From the material below, list every line containing "rebounds".

>> START Input for this task

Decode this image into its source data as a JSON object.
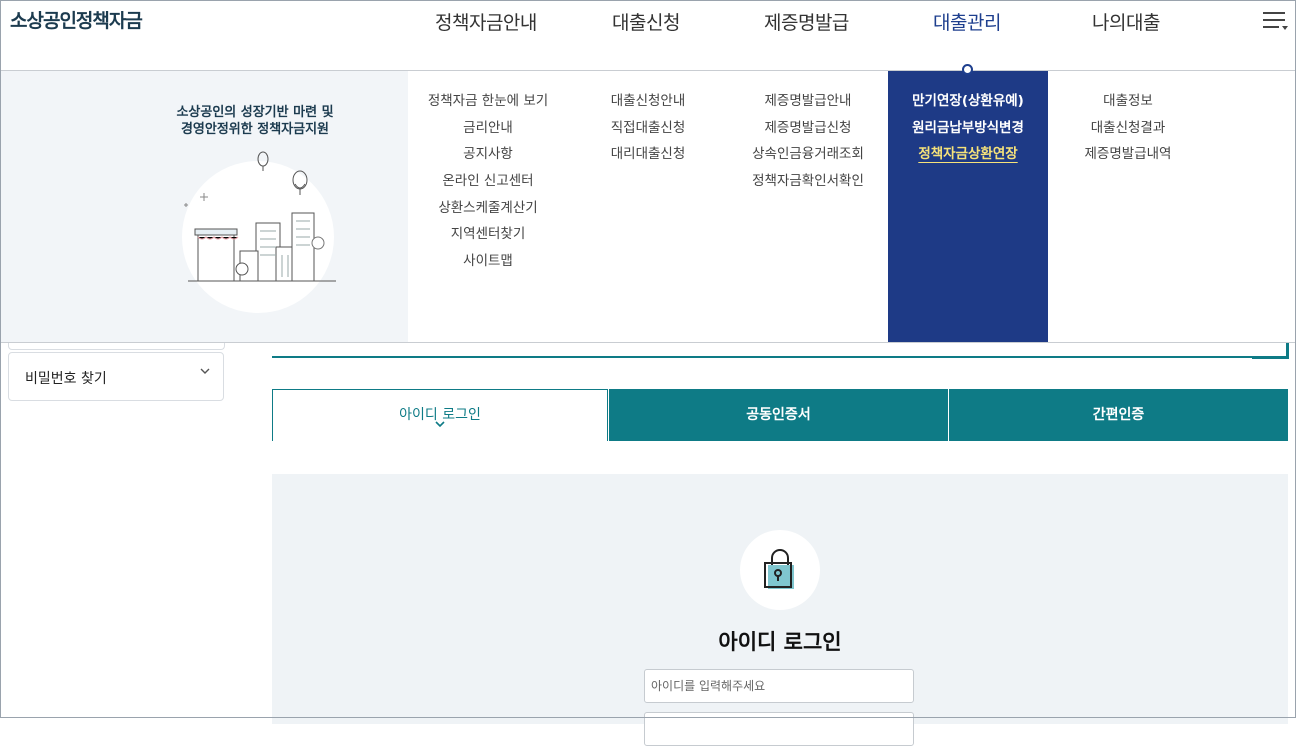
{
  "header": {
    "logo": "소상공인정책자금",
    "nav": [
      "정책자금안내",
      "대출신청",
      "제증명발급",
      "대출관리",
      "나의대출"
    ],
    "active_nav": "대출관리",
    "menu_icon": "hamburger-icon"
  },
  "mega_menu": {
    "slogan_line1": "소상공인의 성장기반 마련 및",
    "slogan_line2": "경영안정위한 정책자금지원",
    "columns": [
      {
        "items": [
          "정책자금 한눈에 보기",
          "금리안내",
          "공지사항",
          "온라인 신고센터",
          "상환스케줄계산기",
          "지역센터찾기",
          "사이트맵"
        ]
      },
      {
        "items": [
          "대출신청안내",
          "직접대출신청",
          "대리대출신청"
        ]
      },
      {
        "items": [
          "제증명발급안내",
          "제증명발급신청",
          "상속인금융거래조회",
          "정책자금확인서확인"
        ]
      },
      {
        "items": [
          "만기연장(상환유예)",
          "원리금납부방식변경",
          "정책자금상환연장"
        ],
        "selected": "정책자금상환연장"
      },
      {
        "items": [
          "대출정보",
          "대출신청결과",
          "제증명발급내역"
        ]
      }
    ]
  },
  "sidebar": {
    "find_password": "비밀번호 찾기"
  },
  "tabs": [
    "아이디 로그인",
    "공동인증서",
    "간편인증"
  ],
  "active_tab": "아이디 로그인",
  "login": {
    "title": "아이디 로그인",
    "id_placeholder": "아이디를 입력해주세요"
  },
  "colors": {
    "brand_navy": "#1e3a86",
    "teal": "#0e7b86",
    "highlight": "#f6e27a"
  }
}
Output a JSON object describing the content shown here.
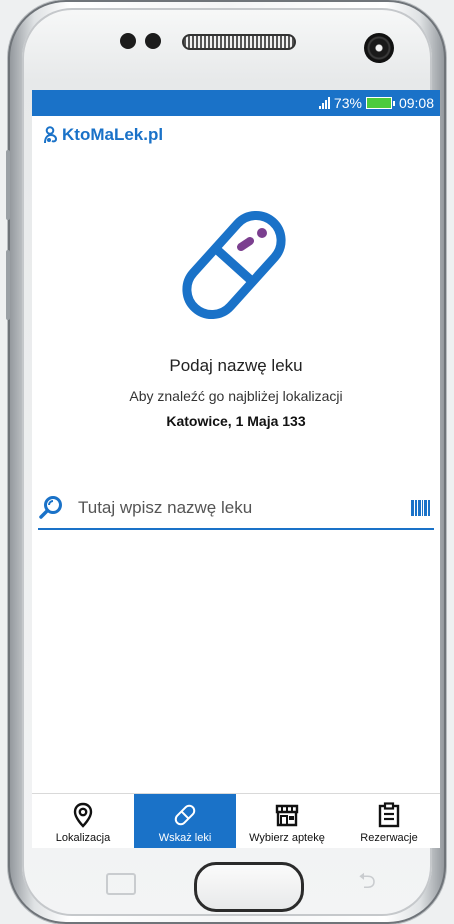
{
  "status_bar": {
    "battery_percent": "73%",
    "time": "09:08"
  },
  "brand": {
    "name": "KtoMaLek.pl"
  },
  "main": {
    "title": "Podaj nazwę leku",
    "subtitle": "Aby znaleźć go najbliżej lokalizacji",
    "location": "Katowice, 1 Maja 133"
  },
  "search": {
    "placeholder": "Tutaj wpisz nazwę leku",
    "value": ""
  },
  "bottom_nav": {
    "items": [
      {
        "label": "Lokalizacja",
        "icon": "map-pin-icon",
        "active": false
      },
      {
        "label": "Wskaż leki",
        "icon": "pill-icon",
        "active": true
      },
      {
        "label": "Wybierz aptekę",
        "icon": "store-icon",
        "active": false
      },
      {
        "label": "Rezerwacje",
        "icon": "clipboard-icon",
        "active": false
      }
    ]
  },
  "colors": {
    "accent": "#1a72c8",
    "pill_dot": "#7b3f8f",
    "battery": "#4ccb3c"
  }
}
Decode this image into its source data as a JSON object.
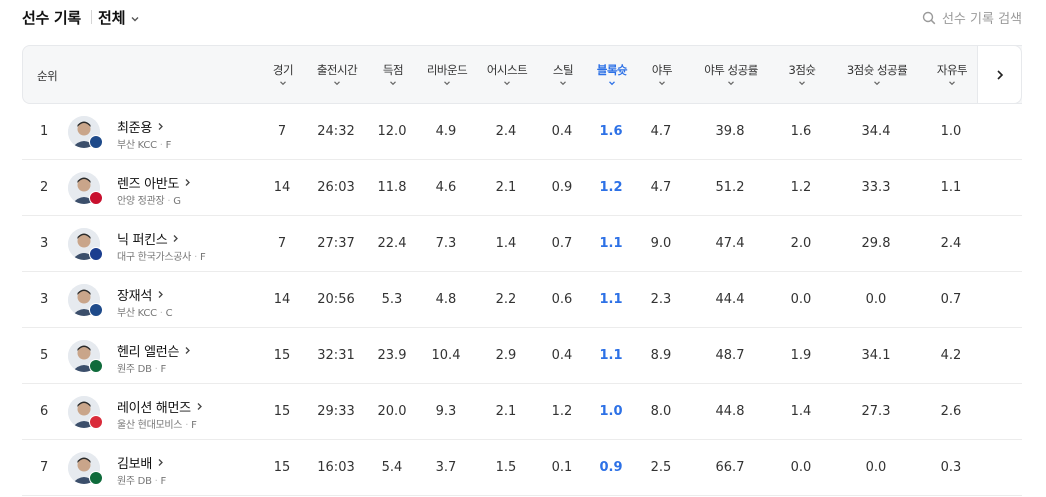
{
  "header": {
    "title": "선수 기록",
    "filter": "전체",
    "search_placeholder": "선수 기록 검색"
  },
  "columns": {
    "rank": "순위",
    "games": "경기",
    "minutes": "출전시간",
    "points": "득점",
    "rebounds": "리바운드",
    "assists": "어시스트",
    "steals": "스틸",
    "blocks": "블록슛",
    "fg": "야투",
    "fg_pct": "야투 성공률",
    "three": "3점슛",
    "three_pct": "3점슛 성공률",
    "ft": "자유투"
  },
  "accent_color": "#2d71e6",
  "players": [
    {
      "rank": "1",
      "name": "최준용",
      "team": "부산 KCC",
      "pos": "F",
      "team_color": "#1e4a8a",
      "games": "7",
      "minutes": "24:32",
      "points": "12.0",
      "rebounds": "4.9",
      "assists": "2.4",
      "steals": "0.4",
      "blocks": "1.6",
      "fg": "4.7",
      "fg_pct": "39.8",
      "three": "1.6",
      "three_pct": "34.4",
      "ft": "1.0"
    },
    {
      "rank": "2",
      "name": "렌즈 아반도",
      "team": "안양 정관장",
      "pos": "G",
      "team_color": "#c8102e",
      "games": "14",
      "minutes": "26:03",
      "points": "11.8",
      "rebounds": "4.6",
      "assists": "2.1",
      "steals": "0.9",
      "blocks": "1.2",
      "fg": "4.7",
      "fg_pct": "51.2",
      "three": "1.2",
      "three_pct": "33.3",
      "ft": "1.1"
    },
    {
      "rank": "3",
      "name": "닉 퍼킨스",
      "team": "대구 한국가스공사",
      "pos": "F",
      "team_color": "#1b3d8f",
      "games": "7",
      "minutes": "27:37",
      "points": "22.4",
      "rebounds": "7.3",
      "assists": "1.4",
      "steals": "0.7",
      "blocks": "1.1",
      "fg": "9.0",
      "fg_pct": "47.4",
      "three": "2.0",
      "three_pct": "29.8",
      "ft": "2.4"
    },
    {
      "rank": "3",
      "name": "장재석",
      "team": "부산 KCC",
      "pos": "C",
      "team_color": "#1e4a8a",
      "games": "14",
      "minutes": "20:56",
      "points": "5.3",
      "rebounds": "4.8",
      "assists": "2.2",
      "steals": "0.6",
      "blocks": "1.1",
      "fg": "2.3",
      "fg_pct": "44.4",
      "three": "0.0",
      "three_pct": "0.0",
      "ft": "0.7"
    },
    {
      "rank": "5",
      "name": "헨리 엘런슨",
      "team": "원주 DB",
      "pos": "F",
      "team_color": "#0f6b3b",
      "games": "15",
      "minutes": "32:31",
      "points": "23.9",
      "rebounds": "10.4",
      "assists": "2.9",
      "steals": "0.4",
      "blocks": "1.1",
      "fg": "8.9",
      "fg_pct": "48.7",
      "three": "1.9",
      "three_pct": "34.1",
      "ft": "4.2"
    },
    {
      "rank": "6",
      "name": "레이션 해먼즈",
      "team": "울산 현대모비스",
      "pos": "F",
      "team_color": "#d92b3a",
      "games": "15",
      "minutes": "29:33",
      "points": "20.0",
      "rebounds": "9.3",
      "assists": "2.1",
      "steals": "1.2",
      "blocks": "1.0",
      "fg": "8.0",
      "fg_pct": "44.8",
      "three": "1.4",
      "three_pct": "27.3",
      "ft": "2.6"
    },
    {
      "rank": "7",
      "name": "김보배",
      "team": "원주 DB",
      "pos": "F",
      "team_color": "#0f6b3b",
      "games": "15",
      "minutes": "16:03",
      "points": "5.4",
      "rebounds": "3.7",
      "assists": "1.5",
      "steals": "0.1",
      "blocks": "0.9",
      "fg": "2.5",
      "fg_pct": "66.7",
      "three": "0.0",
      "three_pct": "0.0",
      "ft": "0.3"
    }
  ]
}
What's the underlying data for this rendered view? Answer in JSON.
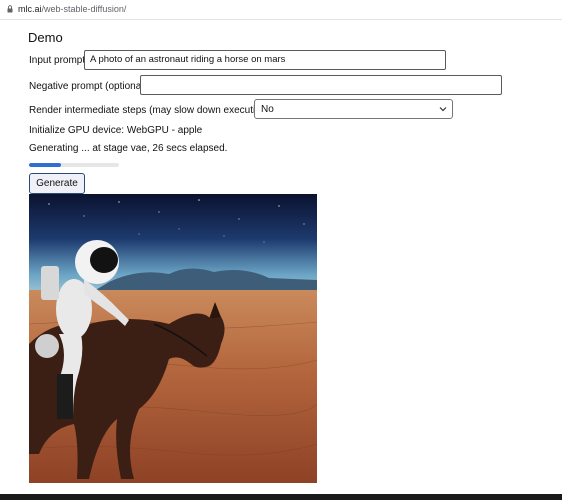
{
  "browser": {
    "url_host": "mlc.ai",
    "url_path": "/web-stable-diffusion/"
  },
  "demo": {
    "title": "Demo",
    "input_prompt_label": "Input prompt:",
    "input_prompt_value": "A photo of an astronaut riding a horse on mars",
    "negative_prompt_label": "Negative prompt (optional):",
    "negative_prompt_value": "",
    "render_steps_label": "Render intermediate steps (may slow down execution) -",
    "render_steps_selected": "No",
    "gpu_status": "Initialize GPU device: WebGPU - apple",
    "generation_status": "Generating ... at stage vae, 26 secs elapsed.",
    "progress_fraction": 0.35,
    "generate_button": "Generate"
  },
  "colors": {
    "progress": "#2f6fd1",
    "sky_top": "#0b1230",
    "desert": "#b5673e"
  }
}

>> END Input for this task
>> START Input for this task

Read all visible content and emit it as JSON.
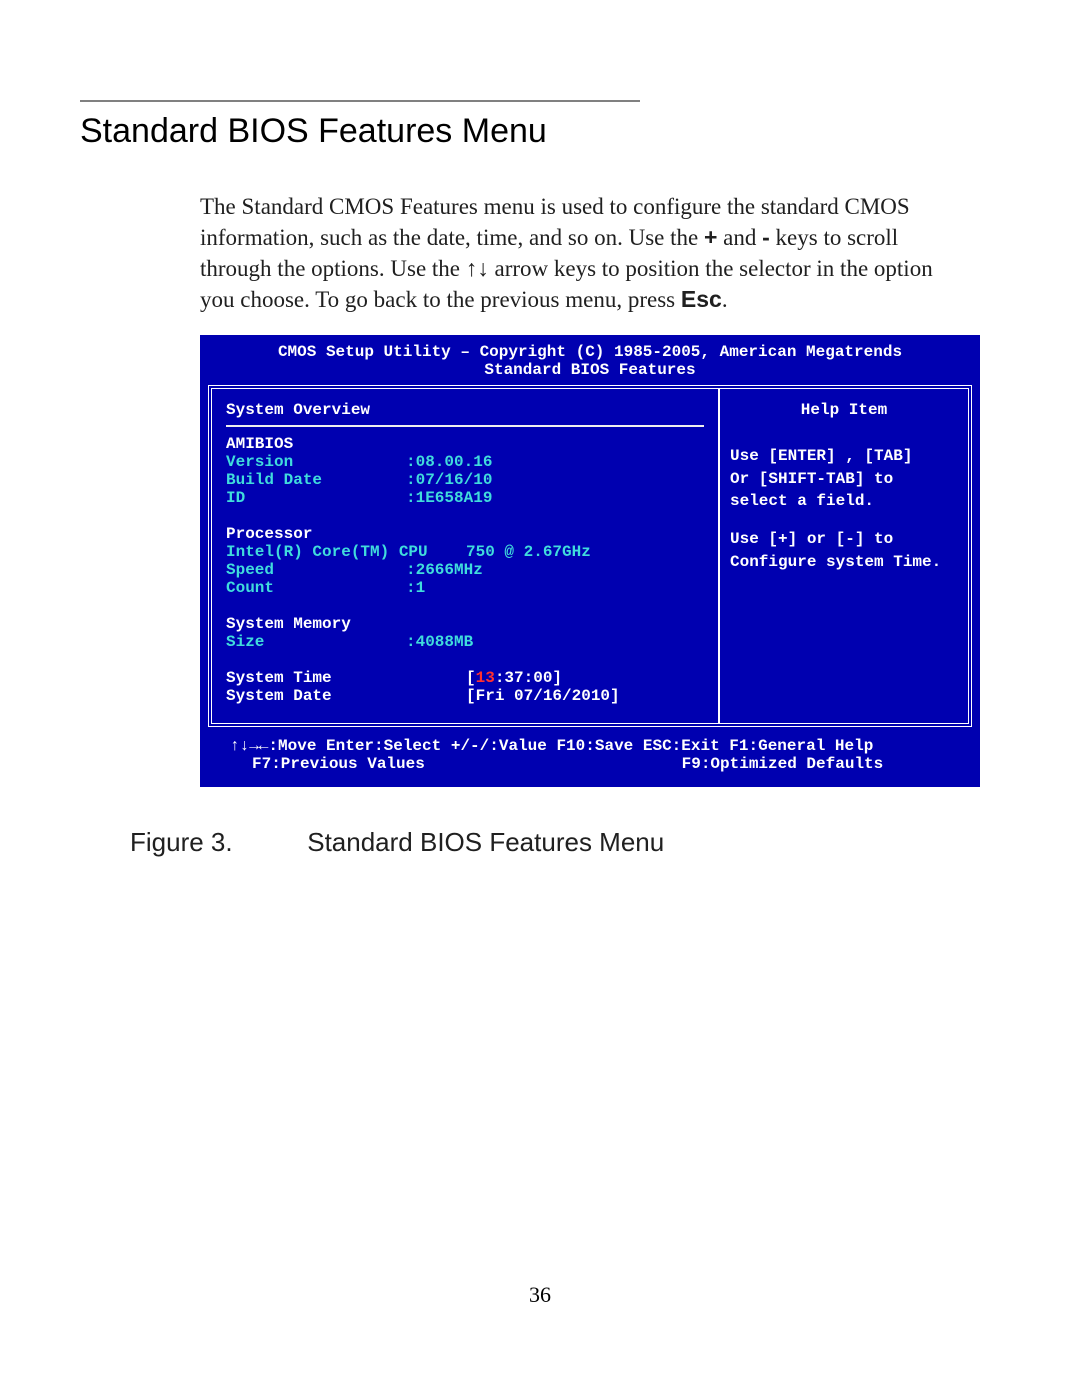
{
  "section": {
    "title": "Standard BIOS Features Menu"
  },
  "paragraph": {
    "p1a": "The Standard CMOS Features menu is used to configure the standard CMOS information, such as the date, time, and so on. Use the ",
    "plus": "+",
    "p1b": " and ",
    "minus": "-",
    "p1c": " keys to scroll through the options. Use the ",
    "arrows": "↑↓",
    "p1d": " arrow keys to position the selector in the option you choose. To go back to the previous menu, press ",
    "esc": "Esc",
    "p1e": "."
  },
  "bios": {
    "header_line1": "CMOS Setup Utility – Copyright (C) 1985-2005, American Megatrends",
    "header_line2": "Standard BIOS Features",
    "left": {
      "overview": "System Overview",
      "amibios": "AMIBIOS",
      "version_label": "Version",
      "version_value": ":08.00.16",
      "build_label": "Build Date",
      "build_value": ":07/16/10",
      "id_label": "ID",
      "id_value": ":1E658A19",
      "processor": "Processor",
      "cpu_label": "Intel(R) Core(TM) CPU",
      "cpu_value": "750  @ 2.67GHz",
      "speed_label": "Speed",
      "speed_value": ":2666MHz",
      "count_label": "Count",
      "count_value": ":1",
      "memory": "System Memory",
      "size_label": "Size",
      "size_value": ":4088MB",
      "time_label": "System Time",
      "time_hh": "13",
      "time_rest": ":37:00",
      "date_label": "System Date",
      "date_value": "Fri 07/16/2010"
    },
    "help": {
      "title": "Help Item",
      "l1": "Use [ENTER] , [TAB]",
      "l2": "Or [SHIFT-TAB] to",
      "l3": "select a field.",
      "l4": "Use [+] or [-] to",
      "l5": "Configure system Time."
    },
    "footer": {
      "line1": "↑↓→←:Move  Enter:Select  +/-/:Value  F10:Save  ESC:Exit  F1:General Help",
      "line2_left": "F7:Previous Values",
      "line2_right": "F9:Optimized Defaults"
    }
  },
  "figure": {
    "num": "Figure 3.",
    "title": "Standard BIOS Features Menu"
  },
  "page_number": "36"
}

>> END Input for this task
>> START Input for this task

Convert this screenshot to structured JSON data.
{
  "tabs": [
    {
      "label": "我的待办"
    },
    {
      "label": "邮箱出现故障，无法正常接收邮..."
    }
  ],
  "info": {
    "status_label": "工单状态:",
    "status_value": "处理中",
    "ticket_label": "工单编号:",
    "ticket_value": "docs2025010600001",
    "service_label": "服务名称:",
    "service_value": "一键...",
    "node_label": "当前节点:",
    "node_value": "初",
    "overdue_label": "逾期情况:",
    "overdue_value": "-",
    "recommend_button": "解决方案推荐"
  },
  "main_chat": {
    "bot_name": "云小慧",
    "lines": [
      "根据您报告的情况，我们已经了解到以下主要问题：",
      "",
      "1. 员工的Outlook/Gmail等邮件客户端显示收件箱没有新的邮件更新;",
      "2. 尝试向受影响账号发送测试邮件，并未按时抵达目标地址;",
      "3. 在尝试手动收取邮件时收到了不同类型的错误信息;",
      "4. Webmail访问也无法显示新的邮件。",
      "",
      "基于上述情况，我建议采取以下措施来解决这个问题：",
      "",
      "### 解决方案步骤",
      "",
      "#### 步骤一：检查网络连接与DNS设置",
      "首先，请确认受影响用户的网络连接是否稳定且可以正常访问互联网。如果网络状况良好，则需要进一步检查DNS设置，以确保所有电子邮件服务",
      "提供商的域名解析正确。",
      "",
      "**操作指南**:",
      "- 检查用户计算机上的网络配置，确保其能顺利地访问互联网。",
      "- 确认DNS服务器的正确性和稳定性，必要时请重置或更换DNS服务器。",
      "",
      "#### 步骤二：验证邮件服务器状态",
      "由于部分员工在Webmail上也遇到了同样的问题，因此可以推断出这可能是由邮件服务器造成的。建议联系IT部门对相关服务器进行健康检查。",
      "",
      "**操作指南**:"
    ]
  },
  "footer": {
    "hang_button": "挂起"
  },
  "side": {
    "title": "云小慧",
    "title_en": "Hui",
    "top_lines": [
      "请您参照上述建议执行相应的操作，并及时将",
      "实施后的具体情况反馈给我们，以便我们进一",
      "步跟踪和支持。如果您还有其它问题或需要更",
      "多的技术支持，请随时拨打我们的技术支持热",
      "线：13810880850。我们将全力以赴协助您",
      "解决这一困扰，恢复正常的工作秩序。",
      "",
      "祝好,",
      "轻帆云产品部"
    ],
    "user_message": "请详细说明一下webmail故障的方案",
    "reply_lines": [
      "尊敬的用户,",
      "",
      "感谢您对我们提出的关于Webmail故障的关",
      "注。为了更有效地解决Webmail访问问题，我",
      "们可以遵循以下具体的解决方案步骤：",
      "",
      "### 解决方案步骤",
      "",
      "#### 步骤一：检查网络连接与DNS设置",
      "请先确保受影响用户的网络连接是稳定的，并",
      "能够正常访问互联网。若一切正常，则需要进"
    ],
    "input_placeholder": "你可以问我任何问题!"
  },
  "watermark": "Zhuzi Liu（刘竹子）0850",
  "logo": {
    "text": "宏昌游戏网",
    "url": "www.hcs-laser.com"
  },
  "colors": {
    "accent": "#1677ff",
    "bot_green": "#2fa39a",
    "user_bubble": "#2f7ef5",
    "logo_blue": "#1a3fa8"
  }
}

>> END Input for this task

• _Task result_:
    "rebounds": "리바운드",
      "rebounds": "4.9",
      "rebounds": "4.6",
      "rebounds": "7.3",
      "rebounds": "4.8",
      "rebounds": "10.4",
      "rebounds": "9.3",
      "rebounds": "3.7",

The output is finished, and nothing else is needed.